+++ Excerpt
Sunday, 23 November 2014

Plitvice and Split

Travelling from Napoli to Plitvice was a long-ish process. Train to Rome, train to Ancona (unexpected bus from Ancona ferry terminal to the place where you collect the tickets and then back again), through passport control, across the Adriatic via ferry (overnight, in the hold of the ship; we slept well enough). By then it was morning, and we'd arrived in Split, only to sit in the bus station waiting for a bus to Plitvice. Breakfast had been included on the ship, so we filled up on bread, cereal and coffee. Yum.

Plitvice Jezera is a National Park in Croatia. It's got waterfalls and lakes, and slightly more expensive accommodation. I suggested that we skip it. We're nearing the end of our time in Europe, and we're finding that travelling in this part of the world isn't as straightforward as it was in Spain or Italy. The railways aren't really in use, and it's hard to find information about buses on the internet. Plitvice was – as far as I could tell – too difficult to get to, given that we'd have to travel for a half day each way to get there.

We hopped onto the bus, and paid our 20 kuna for luggage (luggage is extra in this country – 20 kuna is about NZ$4).

Driving through the countryside I thought, rather profoundly: I like this country. Having come from Italy, where everything is covered in graffiti, it's a nice change to have graffiti the exception rather than the rule. There are little clusters of abandoned stone buildings scattered over the scrub-stippled hills, the infrastructure is in need of improvement, and we're beginning to see signs in the exotic Cyrillic script. Andalusia felt exotic in a Mexico-meets-arabian-nights kind of way. Croatia is exotic in a different kind of way, like a post-apocalyptic backwater, where things are falling apart, but everyone is getting on with their own business. It's also surprisingly touristy, but in a chilled out kind of way; even the people meeting you and asking if you need accommodation for the night as soon as you step off the bus just shrugged when we told them we already had a place to stay.

We ascended into the mountains and a problem became apparent. It began to rain, and then we entered a bank of fog and never left. This is a problem when you're planning on seeing things more than 20m away. We had been hoping to do a bit of that.

Anyway, we arrived in Plitvice, checked into our really rather flash hotel, and suited up to go outside again.

Did I mention that it was cold?

It was cold.

We walked out to get tickets (which we never actually seemed to need) for entry into the park and saw that the lower lakes were closed due to flooding. Perhaps this is why our tickets were half price.

The lakes area is set up quite well for walking tours. There are boats that normally take you across the lake to other trails:


Here's what the boat area looked like:


They had these bus/train things that can take you overland if you're not into walking 3-5km before starting your 3-5km walk. The problem was that the signs in the park didn't say which of the lakes were the lower ones. We made a few educated guesses, and took one of the bus/train things to where we might be able to do a walk from.

We wandered along the boardwalk at the beginning of our walk and managed to squeeze past a group of package-tour tourists, and off into the mist and drizzle.

Some sights:
Waterfalls

More waterfalls

The path was flooded, but like life, we uh, found another way. (Yes it's a butchered quote from Jurassic Park.)

That's a fire salamander enjoying the drizzle. At least someone got some kicks out of it.
++++++
+++ Records provided
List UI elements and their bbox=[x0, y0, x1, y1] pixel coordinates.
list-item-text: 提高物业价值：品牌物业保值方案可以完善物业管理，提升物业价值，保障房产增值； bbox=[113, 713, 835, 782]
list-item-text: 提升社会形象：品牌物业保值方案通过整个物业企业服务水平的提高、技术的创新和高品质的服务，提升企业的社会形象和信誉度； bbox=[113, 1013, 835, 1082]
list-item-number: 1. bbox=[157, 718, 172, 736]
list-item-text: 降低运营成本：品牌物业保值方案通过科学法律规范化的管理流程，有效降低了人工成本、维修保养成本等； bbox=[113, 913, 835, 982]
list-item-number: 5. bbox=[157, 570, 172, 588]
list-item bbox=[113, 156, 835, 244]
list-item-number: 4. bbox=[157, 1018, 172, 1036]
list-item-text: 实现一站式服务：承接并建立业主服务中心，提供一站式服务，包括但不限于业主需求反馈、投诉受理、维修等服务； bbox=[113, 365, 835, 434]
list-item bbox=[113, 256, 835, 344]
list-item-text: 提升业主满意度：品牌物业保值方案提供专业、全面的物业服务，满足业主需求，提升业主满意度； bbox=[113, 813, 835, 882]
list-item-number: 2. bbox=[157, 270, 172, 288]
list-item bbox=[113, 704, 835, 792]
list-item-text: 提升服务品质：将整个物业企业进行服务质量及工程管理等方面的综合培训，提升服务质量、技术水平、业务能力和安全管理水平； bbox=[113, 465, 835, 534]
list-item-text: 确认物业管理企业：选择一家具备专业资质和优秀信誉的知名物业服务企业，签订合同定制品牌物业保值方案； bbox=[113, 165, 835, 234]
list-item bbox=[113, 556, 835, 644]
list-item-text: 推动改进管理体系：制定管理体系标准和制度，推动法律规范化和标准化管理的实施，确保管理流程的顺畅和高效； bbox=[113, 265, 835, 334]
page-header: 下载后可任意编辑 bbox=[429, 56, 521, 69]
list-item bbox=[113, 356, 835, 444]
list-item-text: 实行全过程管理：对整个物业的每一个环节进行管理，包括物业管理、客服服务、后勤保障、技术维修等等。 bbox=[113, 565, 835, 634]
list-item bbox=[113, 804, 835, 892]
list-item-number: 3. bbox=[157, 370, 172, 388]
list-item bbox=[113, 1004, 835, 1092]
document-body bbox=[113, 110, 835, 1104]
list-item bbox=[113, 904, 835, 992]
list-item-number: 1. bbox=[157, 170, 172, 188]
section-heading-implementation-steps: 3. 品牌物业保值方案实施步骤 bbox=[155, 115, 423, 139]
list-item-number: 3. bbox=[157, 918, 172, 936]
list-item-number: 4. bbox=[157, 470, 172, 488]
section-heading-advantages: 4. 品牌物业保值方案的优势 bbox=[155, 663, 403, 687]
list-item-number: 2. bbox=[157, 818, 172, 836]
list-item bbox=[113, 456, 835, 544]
++++++
* Task requirements *
Name every city or town that appears in the opening paragraph of the Plitvice and Split post, in order of first mention.

* Task solution *
Napoli, Plitvice, Rome, Ancona, Split